# Exercise aim:
Look through the data below. Show each line where the string "from" occurs.

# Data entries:

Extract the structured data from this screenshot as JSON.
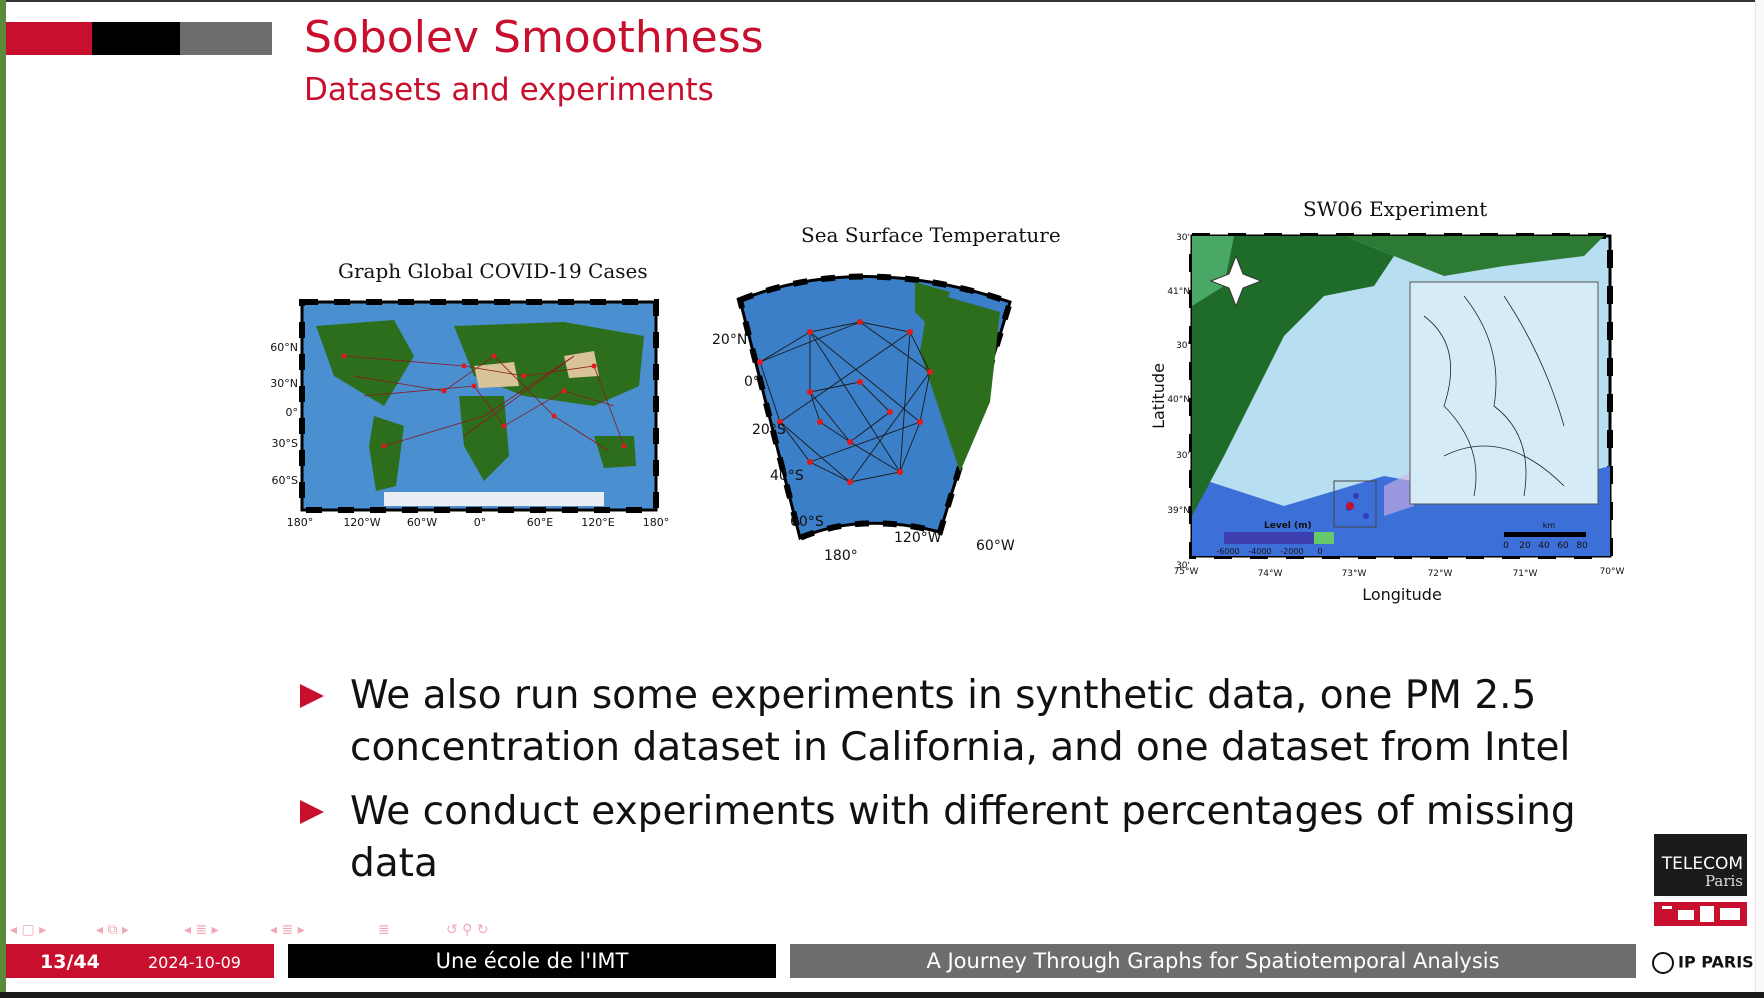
{
  "slide": {
    "title": "Sobolev Smoothness",
    "subtitle": "Datasets and experiments"
  },
  "figures": {
    "covid": {
      "title": "Graph Global COVID-19 Cases",
      "lat_labels": [
        "60°N",
        "30°N",
        "0°",
        "30°S",
        "60°S"
      ],
      "lon_labels": [
        "180°",
        "120°W",
        "60°W",
        "0°",
        "60°E",
        "120°E",
        "180°"
      ]
    },
    "sst": {
      "title": "Sea Surface Temperature",
      "lat_labels": [
        "20°N",
        "0°",
        "20°S",
        "40°S",
        "60°S"
      ],
      "lon_labels": [
        "180°",
        "120°W",
        "60°W"
      ]
    },
    "sw06": {
      "title": "SW06 Experiment",
      "xlabel": "Longitude",
      "ylabel": "Latitude",
      "lat_labels": [
        "30'",
        "41°N",
        "30'",
        "40°N",
        "30'",
        "39°N",
        "30'"
      ],
      "lon_labels": [
        "75°W",
        "74°W",
        "73°W",
        "72°W",
        "71°W",
        "70°W"
      ],
      "level_label": "Level (m)",
      "level_ticks": [
        "-6000",
        "-4000",
        "-2000",
        "0"
      ],
      "scale_label": "km",
      "scale_ticks": [
        "0",
        "20",
        "40",
        "60",
        "80"
      ]
    }
  },
  "bullets": [
    {
      "line1": "We also run some experiments in synthetic data, one PM 2.5",
      "line2": "concentration dataset in California, and one dataset from Intel"
    },
    {
      "line1": "We conduct experiments with different percentages of missing data"
    }
  ],
  "footer": {
    "page": "13/44",
    "date": "2024-10-09",
    "institution": "Une école de l'IMT",
    "talk_title": "A Journey Through Graphs for Spatiotemporal Analysis"
  },
  "logos": {
    "telecom_line1": "TELECOM",
    "telecom_line2": "Paris",
    "ip_paris": "IP PARIS"
  },
  "icons": [
    "nav-frame-icon",
    "nav-section-icon",
    "nav-subsection-icon",
    "nav-appendix-icon",
    "search-icon",
    "back-forward-icon"
  ],
  "colors": {
    "accent": "#c8102e",
    "dark": "#000000",
    "grey": "#6d6d6d"
  }
}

# The result:
Extract the structured data from this screenshot as JSON.
      "line2": "concentration dataset in California, and one dataset from Intel"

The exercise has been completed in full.